▶ _Task directions_: Pull out every line in the records below that contains the string "quality".
──────── Raw data ────────
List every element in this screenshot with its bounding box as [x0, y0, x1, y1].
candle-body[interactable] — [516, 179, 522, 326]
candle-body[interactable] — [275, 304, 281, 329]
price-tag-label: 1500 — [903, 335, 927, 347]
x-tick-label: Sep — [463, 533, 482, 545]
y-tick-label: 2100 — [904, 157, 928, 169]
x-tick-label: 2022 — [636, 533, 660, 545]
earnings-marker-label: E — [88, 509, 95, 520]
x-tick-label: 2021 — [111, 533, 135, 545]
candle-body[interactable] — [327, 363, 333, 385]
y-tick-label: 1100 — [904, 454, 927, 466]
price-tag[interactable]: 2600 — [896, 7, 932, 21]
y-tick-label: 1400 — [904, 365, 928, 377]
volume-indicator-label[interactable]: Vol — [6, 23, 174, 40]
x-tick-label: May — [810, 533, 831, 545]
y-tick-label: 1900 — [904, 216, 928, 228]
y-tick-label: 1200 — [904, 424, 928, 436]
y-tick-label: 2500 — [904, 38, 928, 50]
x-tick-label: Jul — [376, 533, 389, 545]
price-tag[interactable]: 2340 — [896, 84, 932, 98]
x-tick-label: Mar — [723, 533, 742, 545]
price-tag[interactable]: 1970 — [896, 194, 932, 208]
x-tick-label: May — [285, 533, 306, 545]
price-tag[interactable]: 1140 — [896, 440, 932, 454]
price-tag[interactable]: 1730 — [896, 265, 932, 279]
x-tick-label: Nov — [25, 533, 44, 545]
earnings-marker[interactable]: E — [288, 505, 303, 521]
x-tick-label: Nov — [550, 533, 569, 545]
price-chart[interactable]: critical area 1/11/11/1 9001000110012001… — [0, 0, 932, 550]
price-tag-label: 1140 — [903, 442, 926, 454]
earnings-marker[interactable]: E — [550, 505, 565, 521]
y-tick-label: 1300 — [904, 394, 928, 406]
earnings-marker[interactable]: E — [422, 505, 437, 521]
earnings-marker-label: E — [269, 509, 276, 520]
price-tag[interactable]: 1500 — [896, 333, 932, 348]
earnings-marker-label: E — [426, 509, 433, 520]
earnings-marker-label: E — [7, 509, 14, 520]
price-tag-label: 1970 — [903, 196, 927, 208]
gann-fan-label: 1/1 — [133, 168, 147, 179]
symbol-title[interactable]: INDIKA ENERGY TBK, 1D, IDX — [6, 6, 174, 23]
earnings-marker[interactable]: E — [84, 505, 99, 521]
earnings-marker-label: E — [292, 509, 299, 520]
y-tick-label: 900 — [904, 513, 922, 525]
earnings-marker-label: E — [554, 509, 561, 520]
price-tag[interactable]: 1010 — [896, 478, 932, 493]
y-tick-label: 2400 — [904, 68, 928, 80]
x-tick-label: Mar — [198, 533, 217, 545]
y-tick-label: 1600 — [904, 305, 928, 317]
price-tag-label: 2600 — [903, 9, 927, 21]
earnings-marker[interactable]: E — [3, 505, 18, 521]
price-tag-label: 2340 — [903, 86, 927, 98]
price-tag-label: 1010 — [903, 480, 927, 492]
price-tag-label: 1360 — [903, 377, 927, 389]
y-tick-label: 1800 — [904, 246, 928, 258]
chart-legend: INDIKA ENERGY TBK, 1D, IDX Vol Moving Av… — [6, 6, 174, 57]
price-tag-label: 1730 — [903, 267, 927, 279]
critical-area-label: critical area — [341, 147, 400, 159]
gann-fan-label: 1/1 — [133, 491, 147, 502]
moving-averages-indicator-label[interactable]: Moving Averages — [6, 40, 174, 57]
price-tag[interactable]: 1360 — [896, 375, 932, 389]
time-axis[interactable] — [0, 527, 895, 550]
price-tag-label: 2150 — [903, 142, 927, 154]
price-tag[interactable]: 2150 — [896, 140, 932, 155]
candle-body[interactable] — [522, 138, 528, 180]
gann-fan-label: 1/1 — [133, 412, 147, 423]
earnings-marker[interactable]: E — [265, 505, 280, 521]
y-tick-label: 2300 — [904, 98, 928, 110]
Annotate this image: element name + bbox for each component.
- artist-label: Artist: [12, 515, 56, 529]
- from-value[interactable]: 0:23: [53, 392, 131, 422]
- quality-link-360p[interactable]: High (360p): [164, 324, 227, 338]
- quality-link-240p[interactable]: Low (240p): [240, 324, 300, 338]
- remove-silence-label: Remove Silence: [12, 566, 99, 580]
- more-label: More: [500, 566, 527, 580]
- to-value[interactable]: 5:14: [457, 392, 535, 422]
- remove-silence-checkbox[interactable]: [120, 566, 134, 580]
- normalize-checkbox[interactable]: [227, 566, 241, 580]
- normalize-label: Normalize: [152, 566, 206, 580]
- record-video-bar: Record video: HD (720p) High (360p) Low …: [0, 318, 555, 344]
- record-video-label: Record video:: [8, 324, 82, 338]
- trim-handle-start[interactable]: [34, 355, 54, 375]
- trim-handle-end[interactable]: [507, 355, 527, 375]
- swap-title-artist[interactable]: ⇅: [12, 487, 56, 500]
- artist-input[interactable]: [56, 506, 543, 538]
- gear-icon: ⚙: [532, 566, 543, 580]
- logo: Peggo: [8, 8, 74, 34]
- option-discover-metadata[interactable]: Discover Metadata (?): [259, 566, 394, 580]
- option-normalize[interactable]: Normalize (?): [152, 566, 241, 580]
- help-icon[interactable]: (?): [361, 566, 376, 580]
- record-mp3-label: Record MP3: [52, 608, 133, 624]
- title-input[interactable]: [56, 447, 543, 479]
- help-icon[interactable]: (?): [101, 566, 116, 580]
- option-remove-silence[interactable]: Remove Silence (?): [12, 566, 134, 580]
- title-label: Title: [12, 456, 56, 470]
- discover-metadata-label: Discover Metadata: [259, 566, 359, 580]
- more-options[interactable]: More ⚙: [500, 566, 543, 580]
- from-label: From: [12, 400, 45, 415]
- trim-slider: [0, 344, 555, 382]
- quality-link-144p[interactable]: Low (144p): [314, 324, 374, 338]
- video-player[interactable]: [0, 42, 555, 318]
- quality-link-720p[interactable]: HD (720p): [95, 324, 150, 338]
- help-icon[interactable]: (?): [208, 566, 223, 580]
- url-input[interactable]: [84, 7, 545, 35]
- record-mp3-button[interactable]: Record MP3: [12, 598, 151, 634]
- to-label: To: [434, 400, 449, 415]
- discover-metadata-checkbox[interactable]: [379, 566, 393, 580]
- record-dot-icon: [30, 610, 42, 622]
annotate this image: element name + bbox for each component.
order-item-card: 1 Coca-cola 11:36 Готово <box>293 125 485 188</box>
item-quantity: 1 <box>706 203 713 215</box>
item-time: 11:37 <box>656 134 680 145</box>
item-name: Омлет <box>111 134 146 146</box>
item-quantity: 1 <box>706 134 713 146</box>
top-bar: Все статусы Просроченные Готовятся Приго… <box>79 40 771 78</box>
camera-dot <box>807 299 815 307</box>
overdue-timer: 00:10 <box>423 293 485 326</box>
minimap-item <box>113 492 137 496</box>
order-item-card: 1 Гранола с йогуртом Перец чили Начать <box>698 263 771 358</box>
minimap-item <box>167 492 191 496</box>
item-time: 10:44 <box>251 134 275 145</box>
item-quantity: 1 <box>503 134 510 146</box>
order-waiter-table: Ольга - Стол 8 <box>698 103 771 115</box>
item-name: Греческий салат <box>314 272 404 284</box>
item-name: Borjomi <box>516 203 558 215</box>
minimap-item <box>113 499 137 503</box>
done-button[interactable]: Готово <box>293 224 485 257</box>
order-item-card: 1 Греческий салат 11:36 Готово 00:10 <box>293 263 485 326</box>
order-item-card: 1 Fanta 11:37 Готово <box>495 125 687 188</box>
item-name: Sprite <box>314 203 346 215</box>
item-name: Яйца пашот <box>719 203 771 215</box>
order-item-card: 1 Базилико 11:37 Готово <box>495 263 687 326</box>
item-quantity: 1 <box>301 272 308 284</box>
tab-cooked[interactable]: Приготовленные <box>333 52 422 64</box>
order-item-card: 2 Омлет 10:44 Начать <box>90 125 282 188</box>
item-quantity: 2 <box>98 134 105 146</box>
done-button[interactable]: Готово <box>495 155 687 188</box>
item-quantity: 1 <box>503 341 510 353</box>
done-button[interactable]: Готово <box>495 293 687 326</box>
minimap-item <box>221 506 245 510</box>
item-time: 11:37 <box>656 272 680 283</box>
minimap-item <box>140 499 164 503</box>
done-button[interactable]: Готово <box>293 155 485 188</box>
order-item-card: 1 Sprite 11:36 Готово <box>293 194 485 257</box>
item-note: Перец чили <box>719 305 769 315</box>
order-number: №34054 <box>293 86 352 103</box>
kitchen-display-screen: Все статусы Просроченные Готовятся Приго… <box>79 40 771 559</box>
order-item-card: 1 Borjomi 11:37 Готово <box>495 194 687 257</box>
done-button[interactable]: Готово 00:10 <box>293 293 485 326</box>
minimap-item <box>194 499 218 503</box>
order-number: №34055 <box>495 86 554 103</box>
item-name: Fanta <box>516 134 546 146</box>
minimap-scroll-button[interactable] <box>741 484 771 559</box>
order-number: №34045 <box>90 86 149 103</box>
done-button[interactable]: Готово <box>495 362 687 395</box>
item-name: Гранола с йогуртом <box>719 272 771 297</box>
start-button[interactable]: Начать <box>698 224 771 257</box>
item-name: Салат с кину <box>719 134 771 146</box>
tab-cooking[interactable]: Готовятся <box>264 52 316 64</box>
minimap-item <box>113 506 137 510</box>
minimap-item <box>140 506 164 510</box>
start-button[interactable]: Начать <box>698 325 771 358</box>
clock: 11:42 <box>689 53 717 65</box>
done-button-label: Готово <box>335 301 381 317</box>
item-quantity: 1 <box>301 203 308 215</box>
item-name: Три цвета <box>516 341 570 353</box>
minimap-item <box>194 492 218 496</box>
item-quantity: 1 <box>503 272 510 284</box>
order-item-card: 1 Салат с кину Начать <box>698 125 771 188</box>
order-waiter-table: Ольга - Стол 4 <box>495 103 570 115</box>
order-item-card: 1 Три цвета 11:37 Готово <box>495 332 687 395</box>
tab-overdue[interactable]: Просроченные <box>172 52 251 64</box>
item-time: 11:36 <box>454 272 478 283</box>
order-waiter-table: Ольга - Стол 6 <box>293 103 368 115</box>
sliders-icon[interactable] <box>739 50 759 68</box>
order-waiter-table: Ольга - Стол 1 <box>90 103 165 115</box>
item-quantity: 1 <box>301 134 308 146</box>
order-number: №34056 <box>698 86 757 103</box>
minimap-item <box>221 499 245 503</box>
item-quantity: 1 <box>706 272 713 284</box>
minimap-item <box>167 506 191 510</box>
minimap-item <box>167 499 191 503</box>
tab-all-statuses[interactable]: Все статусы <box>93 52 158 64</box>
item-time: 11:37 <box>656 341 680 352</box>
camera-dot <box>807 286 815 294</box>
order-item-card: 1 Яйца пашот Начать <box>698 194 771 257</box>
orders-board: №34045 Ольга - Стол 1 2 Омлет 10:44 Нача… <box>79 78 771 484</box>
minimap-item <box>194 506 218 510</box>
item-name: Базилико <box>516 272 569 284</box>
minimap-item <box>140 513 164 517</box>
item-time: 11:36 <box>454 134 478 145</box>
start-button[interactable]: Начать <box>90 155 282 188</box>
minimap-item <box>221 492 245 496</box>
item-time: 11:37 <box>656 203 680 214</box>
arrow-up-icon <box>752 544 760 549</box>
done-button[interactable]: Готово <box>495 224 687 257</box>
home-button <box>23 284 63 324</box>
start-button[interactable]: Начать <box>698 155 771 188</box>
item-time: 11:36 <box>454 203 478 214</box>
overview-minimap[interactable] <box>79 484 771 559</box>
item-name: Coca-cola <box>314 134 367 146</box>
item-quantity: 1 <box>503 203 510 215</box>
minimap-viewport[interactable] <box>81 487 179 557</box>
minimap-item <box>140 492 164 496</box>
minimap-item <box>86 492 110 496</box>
────────
▶ _Exercise output_:
- quality-link-360p[interactable]: High (360p): [164, 324, 227, 338]
- quality-link-240p[interactable]: Low (240p): [240, 324, 300, 338]
- quality-link-144p[interactable]: Low (144p): [314, 324, 374, 338]
- quality-link-720p[interactable]: HD (720p): [95, 324, 150, 338]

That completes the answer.